*EXCERPT*.
I'm building a lakehouse architecture in Azure Synapse and am in doubt between using Delta-lake or a Lake database.

Both seem to have roughly the same functionality - I can use Spark to do ETL tasks - and then use spark pools as well as serverless sql pools to query data.

In Azure documentation , a lake database is defined as:

"A lake database provides a relational metadata layer over one or more files in a data lake. You can create a lake database that includes definitions for tables, including column names and data types as well as relationships between primary and foreign key columns. The tables reference files in the data lake, enabling you to apply relational semantics to working with the data and querying it using SQL. However, the storage of the data files is decoupled from the database schema; enabling more flexibility than a relational database system typically offers."

Whereas Delta Lake is defined as:

Delta Lake is an open-source storage layer that adds relational database semantics to Spark-based data lake processing. Delta Lake is supported in Azure Synapse Analytics Spark pools for PySpark, Scala, and .NET code.

The benefits of using Delta Lake in a Synapse Analytics Spark pool include:

Relational tables that support querying and data modification. With Delta Lake, you can store data in tables that support CRUD (create, read, update, and delete) operations. In other words, you can select, insert, update, and delete rows of data in the same way you would in a relational database system.

What are the differences between Delta lake and Lake Database (if any) in Azure Synapse? Or are they simply two different tools to achieve roughly the same results? Are there concrete benefits of using one over the other?

The Lake Database is a facility that Microsoft added to Synapse Analytics that uses Spark SQL (Hive) managed tables to provide the database abstraction layer to your Parquet, csv or Delta tables. It uses the Hive Metastore, which keeps track of database contents: tables, schemas, views, etc. If you use Delta tables in it, you will have all the additional metadata that is part of the change tracking of Delta Lake, but Delta table metadata is not part of the Lake Database Metastore. I am using the free Linux distribution of Delta Lake.

If you configure your Delta Lake properly, you can get it to appear in Synapse Studio as a Lake Database. One advantage of the Lake Database is that in Synapse data flows, instead of Integration Dataset you can use the Workspace DB source type, which is for the Lake Databases and it uses the database and table model instead of working with a bunch of integration datasets that you have to define.

I am in the process of setting this up for a client and still discovering the details. Documentation is plentiful for the different pieces, but nothing exists for the whole, how to configure it, and how it all it works together. So please excuse any inaccurate statements here. There are many nuances to know in order to integrate the open-source Delta Lake into the Lake Database, and Synapse pipelines. What you get with this stack should be similar to what you get in the Databricks version of Delta Lake, except here the configuration is all on you and you have to have some luck figuring it out.

*SUPPLIED ENTRIES*.
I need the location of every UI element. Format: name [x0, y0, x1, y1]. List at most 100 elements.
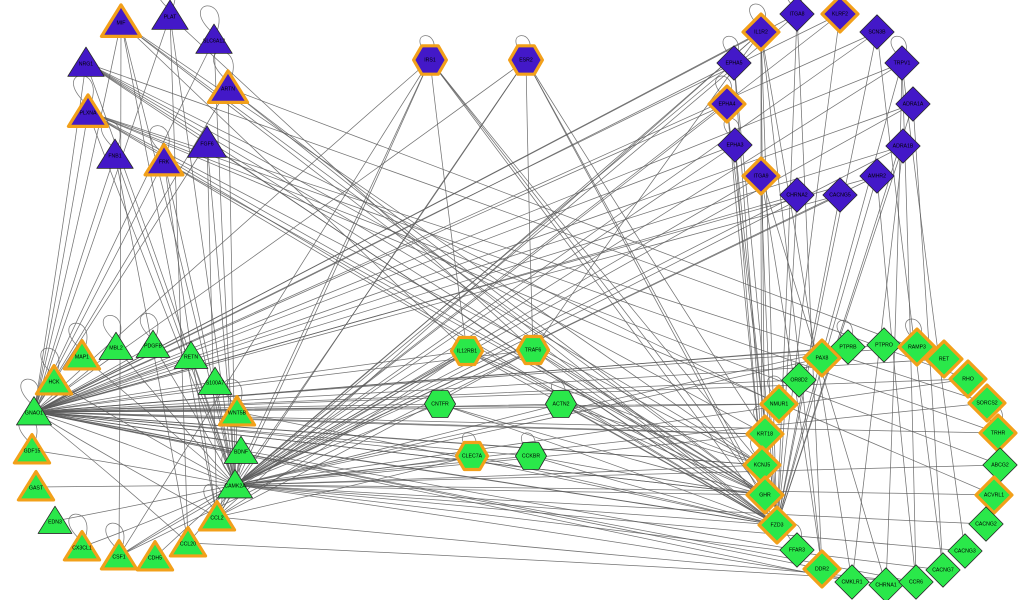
graph-node-ccl20[interactable]: CCL20: [168, 525, 208, 558]
graph-node-camk2a[interactable]: CAMK2A: [217, 469, 253, 499]
triangle-node-shape[interactable]: [67, 46, 105, 77]
hexagon-node-shape[interactable]: [508, 44, 545, 76]
graph-node-chrna1[interactable]: CHRNA1: [868, 567, 904, 600]
graph-node-cacng2[interactable]: CACNG2: [968, 506, 1004, 542]
graph-node-artn[interactable]: ARTN: [206, 69, 250, 104]
graph-node-trpv1[interactable]: TRPV1: [884, 45, 920, 81]
diamond-node-shape[interactable]: [757, 505, 797, 545]
node-layer[interactable]: MIF PLAT SLC6A12 NRG1 ARTN PLXNA FGF6 FNB1 FRK IR…: [12, 0, 1018, 600]
triangle-node-shape[interactable]: [135, 329, 171, 358]
triangle-node-shape[interactable]: [99, 3, 143, 38]
diamond-node-shape[interactable]: [967, 383, 1007, 423]
graph-node-actn2[interactable]: ACTN2: [545, 390, 577, 418]
diamond-node-shape[interactable]: [779, 532, 815, 568]
diamond-node-shape[interactable]: [741, 12, 781, 52]
diamond-node-shape[interactable]: [779, 177, 815, 213]
graph-node-fgf6[interactable]: FGF6: [187, 125, 227, 158]
triangle-node-shape[interactable]: [195, 23, 233, 54]
diamond-node-shape[interactable]: [898, 564, 934, 600]
diamond-node-shape[interactable]: [868, 567, 904, 600]
triangle-node-shape[interactable]: [12, 432, 52, 465]
graph-node-s100a7[interactable]: S100A7: [197, 366, 233, 395]
diamond-node-shape[interactable]: [822, 177, 858, 213]
graph-node-itga9[interactable]: ITGA9: [741, 156, 781, 196]
triangle-node-shape[interactable]: [62, 529, 102, 562]
graph-node-il12rb1[interactable]: IL12RB1: [449, 335, 485, 367]
graph-node-klrf2[interactable]: KLRF2: [820, 0, 860, 34]
graph-node-ccr6[interactable]: CCR6: [898, 564, 934, 600]
graph-node-irs1[interactable]: IRS1: [412, 44, 448, 76]
graph-node-plat[interactable]: PLAT: [151, 0, 189, 30]
hexagon-node-shape[interactable]: [515, 334, 551, 366]
graph-node-cacng3[interactable]: CACNG3: [947, 533, 983, 569]
graph-node-mif[interactable]: MIF: [99, 3, 143, 38]
graph-node-clec7a[interactable]: CLEC7A: [454, 440, 490, 472]
graph-node-mbl2[interactable]: MBL2: [98, 331, 134, 360]
graph-node-esr2[interactable]: ESR2: [508, 44, 545, 76]
graph-node-csf1[interactable]: CSF1: [99, 538, 139, 571]
diamond-node-shape[interactable]: [802, 338, 842, 378]
diamond-node-shape[interactable]: [802, 549, 842, 589]
graph-node-epha4[interactable]: EPHA4: [707, 84, 747, 124]
triangle-node-shape[interactable]: [187, 125, 227, 158]
triangle-node-shape[interactable]: [217, 394, 257, 427]
triangle-node-shape[interactable]: [96, 138, 134, 169]
graph-node-abcg2[interactable]: ABCG2: [982, 447, 1018, 483]
graph-node-cntfr[interactable]: CNTFR: [424, 390, 456, 418]
hexagon-node-shape[interactable]: [412, 44, 448, 76]
graph-node-amhr2[interactable]: AMHR2: [859, 158, 895, 194]
diamond-node-shape[interactable]: [820, 0, 860, 34]
triangle-node-shape[interactable]: [197, 499, 237, 532]
graph-node-cacng7[interactable]: CACNG7: [925, 552, 961, 588]
diamond-node-shape[interactable]: [895, 86, 931, 122]
graph-node-gdf15[interactable]: GDF15: [12, 432, 52, 465]
diamond-node-shape[interactable]: [716, 45, 752, 81]
graph-node-cckbr[interactable]: CCKBR: [515, 442, 547, 470]
graph-node-il1r2[interactable]: IL1R2: [741, 12, 781, 52]
graph-node-ddr2[interactable]: DDR2: [802, 549, 842, 589]
graph-node-edn3[interactable]: EDN3: [37, 505, 73, 534]
graph-node-sorcs2[interactable]: SORCS2: [967, 383, 1007, 423]
graph-node-traf6[interactable]: TRAF6: [515, 334, 551, 366]
graph-node-ptpro[interactable]: PTPRO: [866, 327, 902, 363]
hexagon-node-shape[interactable]: [545, 390, 577, 418]
diamond-node-shape[interactable]: [897, 327, 937, 367]
hexagon-node-shape[interactable]: [424, 390, 456, 418]
triangle-node-shape[interactable]: [135, 539, 175, 572]
graph-node-bdnf[interactable]: BDNF: [223, 435, 259, 464]
triangle-node-shape[interactable]: [34, 363, 74, 396]
graph-node-fnb1[interactable]: FNB1: [96, 138, 134, 169]
graph-node-ret[interactable]: RET: [924, 339, 964, 379]
graph-node-cmklr1[interactable]: CMKLR1: [834, 564, 870, 600]
graph-node-cdh5[interactable]: CDH5: [135, 539, 175, 572]
diamond-node-shape[interactable]: [968, 506, 1004, 542]
graph-node-chrna2[interactable]: CHRNA2: [779, 177, 815, 213]
triangle-node-shape[interactable]: [173, 340, 209, 369]
diamond-node-shape[interactable]: [924, 339, 964, 379]
diamond-node-shape[interactable]: [779, 0, 815, 32]
graph-node-slc6a12[interactable]: SLC6A12: [195, 23, 233, 54]
graph-node-cacng5[interactable]: CACNG5: [822, 177, 858, 213]
graph-node-cx3cl1[interactable]: CX3CL1: [62, 529, 102, 562]
graph-node-fzd3[interactable]: FZD3: [757, 505, 797, 545]
diamond-node-shape[interactable]: [834, 564, 870, 600]
graph-node-epha5[interactable]: EPHA5: [716, 45, 752, 81]
diamond-node-shape[interactable]: [759, 384, 799, 424]
triangle-node-shape[interactable]: [217, 469, 253, 499]
graph-node-adra1a[interactable]: ADRA1A: [895, 86, 931, 122]
triangle-node-shape[interactable]: [37, 505, 73, 534]
graph-node-ramp3[interactable]: RAMP3: [897, 327, 937, 367]
graph-node-ccl2[interactable]: CCL2: [197, 499, 237, 532]
triangle-node-shape[interactable]: [16, 396, 52, 426]
hexagon-node-shape[interactable]: [515, 442, 547, 470]
graph-node-gast[interactable]: GAST: [16, 469, 56, 502]
graph-node-scn3b[interactable]: SCN3B: [859, 14, 895, 50]
graph-node-nrg1[interactable]: NRG1: [67, 46, 105, 77]
diamond-node-shape[interactable]: [781, 362, 817, 398]
graph-node-frk[interactable]: FRK: [143, 142, 185, 177]
triangle-node-shape[interactable]: [206, 69, 250, 104]
diamond-node-shape[interactable]: [974, 475, 1014, 515]
diamond-node-shape[interactable]: [866, 327, 902, 363]
graph-node-itga8[interactable]: ITGA8: [779, 0, 815, 32]
diamond-node-shape[interactable]: [925, 552, 961, 588]
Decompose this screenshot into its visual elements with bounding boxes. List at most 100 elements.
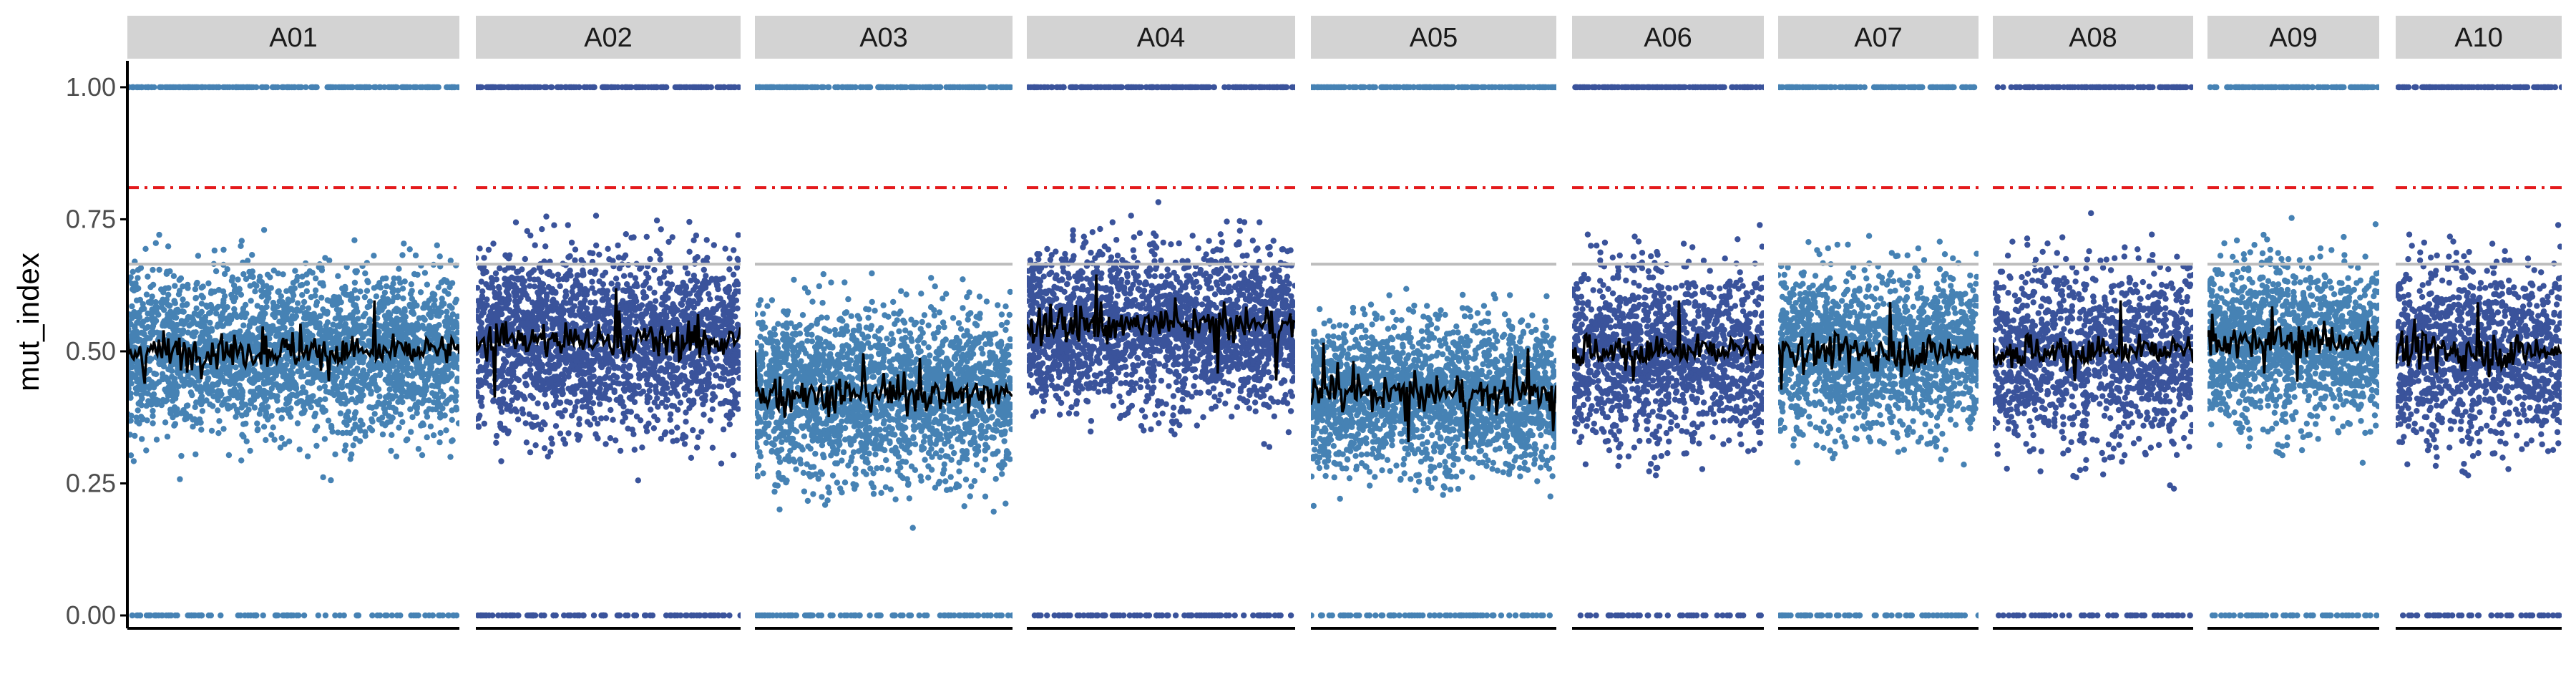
data-point xyxy=(683,409,689,416)
data-point xyxy=(308,294,314,301)
data-point xyxy=(673,437,680,444)
data-point xyxy=(631,447,638,453)
data-point xyxy=(331,379,337,386)
data-point xyxy=(702,397,708,404)
data-point xyxy=(243,438,250,444)
facet-strip-a04 xyxy=(1027,16,1295,59)
data-point xyxy=(165,243,172,250)
data-point xyxy=(323,323,329,329)
data-point xyxy=(481,255,487,261)
data-point xyxy=(390,404,396,411)
data-point xyxy=(431,297,438,303)
data-point xyxy=(152,371,160,378)
data-point xyxy=(434,312,440,319)
data-point xyxy=(500,356,507,363)
data-point xyxy=(412,334,419,341)
data-point xyxy=(426,323,433,329)
data-point xyxy=(419,322,426,329)
data-point xyxy=(562,346,569,353)
data-point xyxy=(562,407,568,414)
data-point xyxy=(684,312,691,319)
data-point xyxy=(479,352,486,359)
data-point xyxy=(230,298,237,305)
data-point xyxy=(347,313,353,320)
data-point xyxy=(202,318,208,324)
data-point xyxy=(214,372,220,379)
data-point xyxy=(691,84,698,91)
data-point xyxy=(239,389,246,396)
data-point xyxy=(360,367,367,374)
data-point xyxy=(144,316,150,323)
data-point xyxy=(192,286,199,293)
data-point xyxy=(237,328,243,335)
data-point xyxy=(708,314,714,321)
data-point xyxy=(221,306,228,313)
data-point xyxy=(346,416,353,424)
data-point xyxy=(713,356,720,362)
data-point xyxy=(326,257,333,264)
data-point xyxy=(266,341,273,348)
data-point xyxy=(133,390,140,396)
data-point xyxy=(306,371,313,378)
data-point xyxy=(312,84,318,91)
data-point xyxy=(382,394,389,401)
data-point xyxy=(531,283,538,290)
data-point xyxy=(408,309,415,316)
data-point xyxy=(369,374,376,381)
data-point xyxy=(129,303,135,310)
data-point xyxy=(302,310,309,316)
data-point xyxy=(384,419,391,426)
data-point xyxy=(301,373,307,380)
data-point xyxy=(172,283,178,289)
data-point xyxy=(175,84,182,91)
data-point xyxy=(477,264,484,271)
data-point xyxy=(561,612,567,619)
data-point xyxy=(639,348,645,354)
data-point xyxy=(233,406,240,413)
data-point xyxy=(414,364,420,371)
data-point xyxy=(151,319,158,326)
data-point xyxy=(690,427,696,434)
data-point xyxy=(133,328,140,335)
data-point xyxy=(224,402,231,409)
data-point xyxy=(218,612,224,619)
data-point xyxy=(154,329,160,336)
data-point xyxy=(265,416,271,423)
data-point xyxy=(447,454,454,460)
data-point xyxy=(424,414,431,420)
data-point xyxy=(243,401,249,408)
data-point xyxy=(132,323,138,330)
data-point xyxy=(402,334,409,341)
data-point xyxy=(193,305,200,312)
data-point xyxy=(423,409,429,416)
data-point xyxy=(209,366,215,373)
data-point xyxy=(206,334,213,341)
data-point xyxy=(243,276,250,283)
data-point xyxy=(199,408,206,414)
data-point xyxy=(548,435,555,442)
data-point xyxy=(444,314,451,321)
data-point xyxy=(294,300,301,306)
data-point xyxy=(163,389,170,395)
data-point xyxy=(400,84,406,91)
data-point xyxy=(143,447,150,454)
data-point xyxy=(239,311,245,318)
data-point xyxy=(326,332,333,338)
data-point xyxy=(512,219,519,225)
data-point xyxy=(615,84,621,91)
data-point xyxy=(352,377,358,384)
data-point xyxy=(318,264,325,271)
data-point xyxy=(535,349,542,355)
data-point xyxy=(348,386,354,392)
data-point xyxy=(180,406,187,414)
data-point xyxy=(356,356,362,362)
data-point xyxy=(426,305,433,311)
data-point xyxy=(498,458,504,464)
data-point xyxy=(299,273,306,280)
facet-panel-a02 xyxy=(476,84,741,630)
data-point xyxy=(167,323,173,330)
data-point xyxy=(656,276,663,283)
data-point xyxy=(158,401,165,409)
data-point xyxy=(674,424,680,431)
data-point xyxy=(628,235,635,241)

*CHALLENGE*.
Reproduce the excerpt on Azure Synapse word for word from "Delta Lake is an" to "over the other?". The records have no connection to the excerpt on Azure Synapse.

*COMPLETE ANSWER*.
Delta Lake is an open-source storage layer that adds relational database semantics to Spark-based data lake processing. Delta Lake is supported in Azure Synapse Analytics Spark pools for PySpark, Scala, and .NET code.

The benefits of using Delta Lake in a Synapse Analytics Spark pool include:

Relational tables that support querying and data modification. With Delta Lake, you can store data in tables that support CRUD (create, read, update, and delete) operations. In other words, you can select, insert, update, and delete rows of data in the same way you would in a relational database system.

What are the differences between Delta lake and Lake Database (if any) in Azure Synapse? Or are they simply two different tools to achieve roughly the same results? Are there concrete benefits of using one over the other?